WORK TO BE COMPLETED —
Write out the records again, exactly, leaving none out.

Collection entries:
-- Begin --
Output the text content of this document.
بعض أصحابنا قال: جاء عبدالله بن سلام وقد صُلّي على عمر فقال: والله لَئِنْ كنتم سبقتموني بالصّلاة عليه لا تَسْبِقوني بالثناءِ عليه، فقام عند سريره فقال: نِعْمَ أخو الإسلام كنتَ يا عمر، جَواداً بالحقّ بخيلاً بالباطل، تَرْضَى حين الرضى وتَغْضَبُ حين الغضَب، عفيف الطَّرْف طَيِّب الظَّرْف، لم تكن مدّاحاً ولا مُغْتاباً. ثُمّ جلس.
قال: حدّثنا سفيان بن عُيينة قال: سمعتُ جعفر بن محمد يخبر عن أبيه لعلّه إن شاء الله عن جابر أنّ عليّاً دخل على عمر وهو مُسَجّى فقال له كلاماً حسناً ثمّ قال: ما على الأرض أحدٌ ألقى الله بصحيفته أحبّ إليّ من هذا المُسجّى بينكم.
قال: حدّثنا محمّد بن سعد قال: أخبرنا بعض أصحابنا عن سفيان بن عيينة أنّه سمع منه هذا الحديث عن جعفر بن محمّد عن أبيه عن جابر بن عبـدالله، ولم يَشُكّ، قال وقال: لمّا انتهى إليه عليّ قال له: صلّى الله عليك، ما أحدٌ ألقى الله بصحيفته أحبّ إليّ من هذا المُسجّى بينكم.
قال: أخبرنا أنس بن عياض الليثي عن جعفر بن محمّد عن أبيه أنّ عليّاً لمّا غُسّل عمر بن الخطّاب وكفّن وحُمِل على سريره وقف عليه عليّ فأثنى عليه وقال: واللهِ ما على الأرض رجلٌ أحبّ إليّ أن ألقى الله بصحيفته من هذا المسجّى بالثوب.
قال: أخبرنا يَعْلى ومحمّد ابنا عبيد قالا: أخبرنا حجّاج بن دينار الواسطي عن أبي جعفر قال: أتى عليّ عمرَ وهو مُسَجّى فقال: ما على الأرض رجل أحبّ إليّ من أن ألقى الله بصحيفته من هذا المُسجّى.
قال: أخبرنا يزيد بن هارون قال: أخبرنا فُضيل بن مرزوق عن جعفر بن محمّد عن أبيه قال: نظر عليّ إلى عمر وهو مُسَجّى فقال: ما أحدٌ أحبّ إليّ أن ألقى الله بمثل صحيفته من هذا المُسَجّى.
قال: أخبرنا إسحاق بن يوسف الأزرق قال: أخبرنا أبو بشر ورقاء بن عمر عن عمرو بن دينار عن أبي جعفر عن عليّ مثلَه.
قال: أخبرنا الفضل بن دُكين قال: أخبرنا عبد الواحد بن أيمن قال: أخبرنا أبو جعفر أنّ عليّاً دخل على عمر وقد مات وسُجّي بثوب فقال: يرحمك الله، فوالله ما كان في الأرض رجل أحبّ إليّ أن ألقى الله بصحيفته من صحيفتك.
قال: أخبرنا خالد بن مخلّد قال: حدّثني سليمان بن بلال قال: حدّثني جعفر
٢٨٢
-- End --
RESPONSE FOR THIS EXERCISE —
Output the text content of this document.
بعض أصحابنا قال: جاء عبدالله بن سلام وقد صُلّي على عمر فقال: والله لَئِنْ كنتم سبقتموني بالصّلاة عليه لا تَسْبِقوني بالثناءِ عليه، فقام عند سريره فقال: نِعْمَ أخو الإسلام كنتَ يا عمر، جَواداً بالحقّ بخيلاً بالباطل، تَرْضَى حين الرضى وتَغْضَبُ حين الغضَب، عفيف الطَّرْف طَيِّب الظَّرْف، لم تكن مدّاحاً ولا مُغْتاباً. ثُمّ جلس.
قال: حدّثنا سفيان بن عُيينة قال: سمعتُ جعفر بن محمد يخبر عن أبيه لعلّه إن شاء الله عن جابر أنّ عليّاً دخل على عمر وهو مُسَجّى فقال له كلاماً حسناً ثمّ قال: ما على الأرض أحدٌ ألقى الله بصحيفته أحبّ إليّ من هذا المُسجّى بينكم.
قال: حدّثنا محمّد بن سعد قال: أخبرنا بعض أصحابنا عن سفيان بن عيينة أنّه سمع منه هذا الحديث عن جعفر بن محمّد عن أبيه عن جابر بن عبـدالله، ولم يَشُكّ، قال وقال: لمّا انتهى إليه عليّ قال له: صلّى الله عليك، ما أحدٌ ألقى الله بصحيفته أحبّ إليّ من هذا المُسجّى بينكم.
قال: أخبرنا أنس بن عياض الليثي عن جعفر بن محمّد عن أبيه أنّ عليّاً لمّا غُسّل عمر بن الخطّاب وكفّن وحُمِل على سريره وقف عليه عليّ فأثنى عليه وقال: واللهِ ما على الأرض رجلٌ أحبّ إليّ أن ألقى الله بصحيفته من هذا المسجّى بالثوب.
قال: أخبرنا يَعْلى ومحمّد ابنا عبيد قالا: أخبرنا حجّاج بن دينار الواسطي عن أبي جعفر قال: أتى عليّ عمرَ وهو مُسَجّى فقال: ما على الأرض رجل أحبّ إليّ من أن ألقى الله بصحيفته من هذا المُسجّى.
قال: أخبرنا يزيد بن هارون قال: أخبرنا فُضيل بن مرزوق عن جعفر بن محمّد عن أبيه قال: نظر عليّ إلى عمر وهو مُسَجّى فقال: ما أحدٌ أحبّ إليّ أن ألقى الله بمثل صحيفته من هذا المُسَجّى.
قال: أخبرنا إسحاق بن يوسف الأزرق قال: أخبرنا أبو بشر ورقاء بن عمر عن عمرو بن دينار عن أبي جعفر عن عليّ مثلَه.
قال: أخبرنا الفضل بن دُكين قال: أخبرنا عبد الواحد بن أيمن قال: أخبرنا أبو جعفر أنّ عليّاً دخل على عمر وقد مات وسُجّي بثوب فقال: يرحمك الله، فوالله ما كان في الأرض رجل أحبّ إليّ أن ألقى الله بصحيفته من صحيفتك.
قال: أخبرنا خالد بن مخلّد قال: حدّثني سليمان بن بلال قال: حدّثني جعفر
٢٨٢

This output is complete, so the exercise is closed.